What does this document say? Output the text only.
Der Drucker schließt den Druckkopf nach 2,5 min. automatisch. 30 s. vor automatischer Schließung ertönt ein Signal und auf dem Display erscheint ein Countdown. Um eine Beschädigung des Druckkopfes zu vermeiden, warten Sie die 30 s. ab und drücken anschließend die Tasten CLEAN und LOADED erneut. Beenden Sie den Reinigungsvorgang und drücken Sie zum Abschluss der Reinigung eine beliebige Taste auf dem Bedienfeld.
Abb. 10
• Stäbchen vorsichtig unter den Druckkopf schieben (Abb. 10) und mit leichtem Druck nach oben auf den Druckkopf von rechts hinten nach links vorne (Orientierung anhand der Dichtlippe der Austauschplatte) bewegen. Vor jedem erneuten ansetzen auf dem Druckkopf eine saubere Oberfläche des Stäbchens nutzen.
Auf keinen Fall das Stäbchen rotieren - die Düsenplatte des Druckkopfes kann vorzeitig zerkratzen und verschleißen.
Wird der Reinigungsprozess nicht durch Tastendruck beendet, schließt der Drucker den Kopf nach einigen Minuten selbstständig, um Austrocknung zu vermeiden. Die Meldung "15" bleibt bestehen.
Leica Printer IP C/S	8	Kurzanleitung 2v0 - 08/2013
********
__EXERCISE TASK__: Print the entries exactly. Include every one.

__EXPECTED OUTPUT__:
What does this document say? Output the text only.
Der Drucker schließt den Druckkopf nach 2,5 min. automatisch. 30 s. vor automatischer Schließung ertönt ein Signal und auf dem Display erscheint ein Countdown. Um eine Beschädigung des Druckkopfes zu vermeiden, warten Sie die 30 s. ab und drücken anschließend die Tasten CLEAN und LOADED erneut. Beenden Sie den Reinigungsvorgang und drücken Sie zum Abschluss der Reinigung eine beliebige Taste auf dem Bedienfeld.
Abb. 10
• Stäbchen vorsichtig unter den Druckkopf schieben (Abb. 10) und mit leichtem Druck nach oben auf den Druckkopf von rechts hinten nach links vorne (Orientierung anhand der Dichtlippe der Austauschplatte) bewegen. Vor jedem erneuten ansetzen auf dem Druckkopf eine saubere Oberfläche des Stäbchens nutzen.
Auf keinen Fall das Stäbchen rotieren - die Düsenplatte des Druckkopfes kann vorzeitig zerkratzen und verschleißen.
Wird der Reinigungsprozess nicht durch Tastendruck beendet, schließt der Drucker den Kopf nach einigen Minuten selbstständig, um Austrocknung zu vermeiden. Die Meldung "15" bleibt bestehen.
Leica Printer IP C/S	8	Kurzanleitung 2v0 - 08/2013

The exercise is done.